WHAT YOU WILL DO
Copy the entries below exactly. Images do not belong in the copy.

A run of records
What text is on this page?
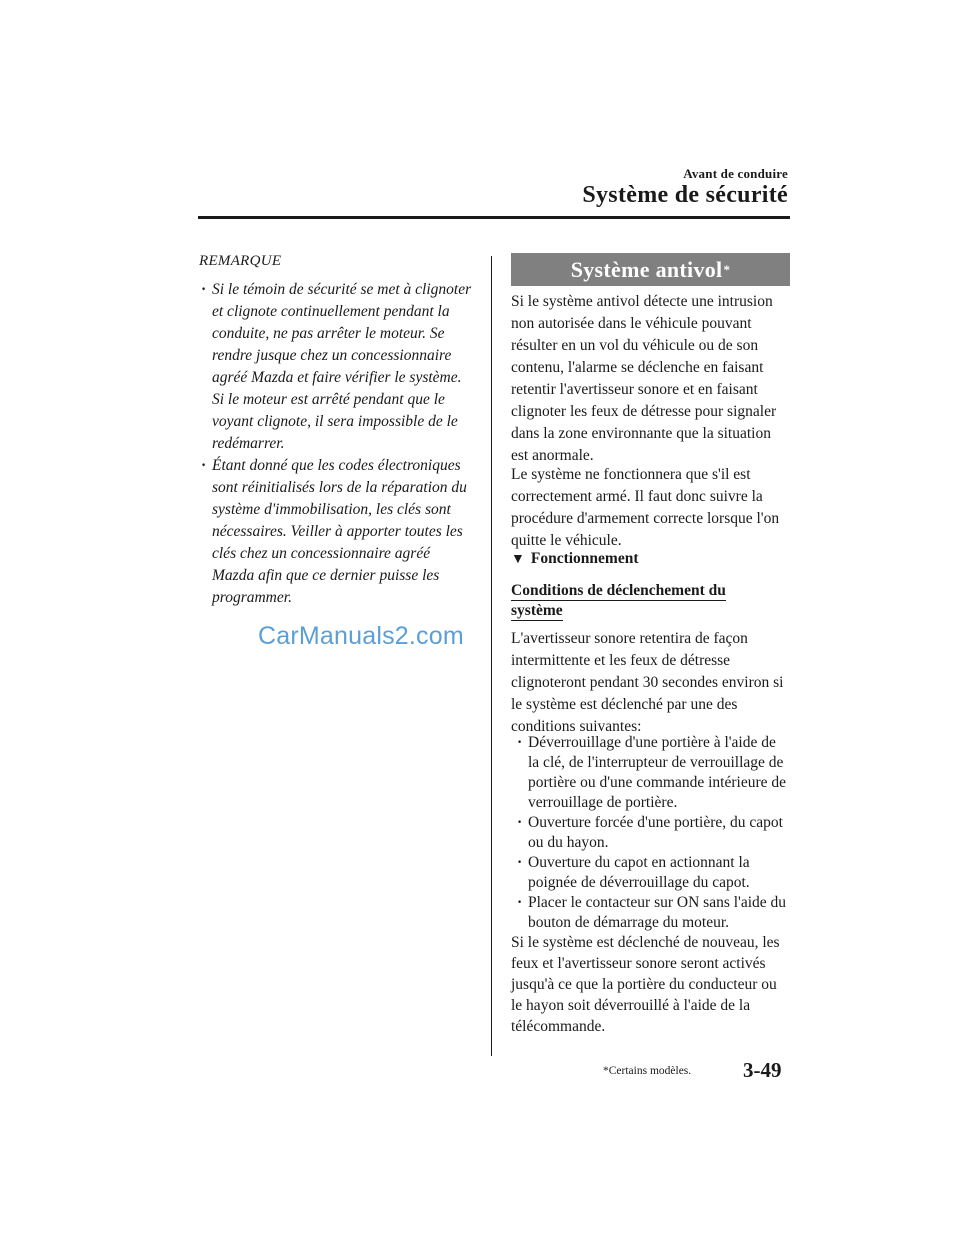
Avant de conduire
Système de sécurité
REMARQUE
· Si le témoin de sécurité se met à clignoter et clignote continuellement pendant la conduite, ne pas arrêter le moteur. Se rendre jusque chez un concessionnaire agréé Mazda et faire vérifier le système. Si le moteur est arrêté pendant que le voyant clignote, il sera impossible de le redémarrer.
· Étant donné que les codes électroniques sont réinitialisés lors de la réparation du système d'immobilisation, les clés sont nécessaires. Veiller à apporter toutes les clés chez un concessionnaire agréé Mazda afin que ce dernier puisse les programmer.
CarManuals2.com
Système antivol *

Si le système antivol détecte une intrusion non autorisée dans le véhicule pouvant résulter en un vol du véhicule ou de son contenu, l'alarme se déclenche en faisant retentir l'avertisseur sonore et en faisant clignoter les feux de détresse pour signaler dans la zone environnante que la situation est anormale.

Le système ne fonctionnera que s'il est correctement armé. Il faut donc suivre la procédure d'armement correcte lorsque l'on quitte le véhicule.

▼ Fonctionnement
Conditions de déclenchement du système

L'avertisseur sonore retentira de façon intermittente et les feux de détresse clignoteront pendant 30 secondes environ si le système est déclenché par une des conditions suivantes:

· Déverrouillage d'une portière à l'aide de la clé, de l'interrupteur de verrouillage de portière ou d'une commande intérieure de verrouillage de portière.
· Ouverture forcée d'une portière, du capot ou du hayon.
· Ouverture du capot en actionnant la poignée de déverrouillage du capot.
· Placer le contacteur sur ON sans l'aide du bouton de démarrage du moteur.

Si le système est déclenché de nouveau, les feux et l'avertisseur sonore seront activés jusqu'à ce que la portière du conducteur ou le hayon soit déverrouillé à l'aide de la télécommande.

*Certains modèles. 3-49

OUTPUT FOR THIS TASK
What text is on this page?
Avant de conduire
Système de sécurité
REMARQUE
· Si le témoin de sécurité se met à clignoter et clignote continuellement pendant la conduite, ne pas arrêter le moteur. Se rendre jusque chez un concessionnaire agréé Mazda et faire vérifier le système. Si le moteur est arrêté pendant que le voyant clignote, il sera impossible de le redémarrer.
· Étant donné que les codes électroniques sont réinitialisés lors de la réparation du système d'immobilisation, les clés sont nécessaires. Veiller à apporter toutes les clés chez un concessionnaire agréé Mazda afin que ce dernier puisse les programmer.
CarManuals2.com
Système antivol *

Si le système antivol détecte une intrusion non autorisée dans le véhicule pouvant résulter en un vol du véhicule ou de son contenu, l'alarme se déclenche en faisant retentir l'avertisseur sonore et en faisant clignoter les feux de détresse pour signaler dans la zone environnante que la situation est anormale.

Le système ne fonctionnera que s'il est correctement armé. Il faut donc suivre la procédure d'armement correcte lorsque l'on quitte le véhicule.

▼ Fonctionnement
Conditions de déclenchement du système

L'avertisseur sonore retentira de façon intermittente et les feux de détresse clignoteront pendant 30 secondes environ si le système est déclenché par une des conditions suivantes:

· Déverrouillage d'une portière à l'aide de la clé, de l'interrupteur de verrouillage de portière ou d'une commande intérieure de verrouillage de portière.
· Ouverture forcée d'une portière, du capot ou du hayon.
· Ouverture du capot en actionnant la poignée de déverrouillage du capot.
· Placer le contacteur sur ON sans l'aide du bouton de démarrage du moteur.

Si le système est déclenché de nouveau, les feux et l'avertisseur sonore seront activés jusqu'à ce que la portière du conducteur ou le hayon soit déverrouillé à l'aide de la télécommande.

*Certains modèles. 3-49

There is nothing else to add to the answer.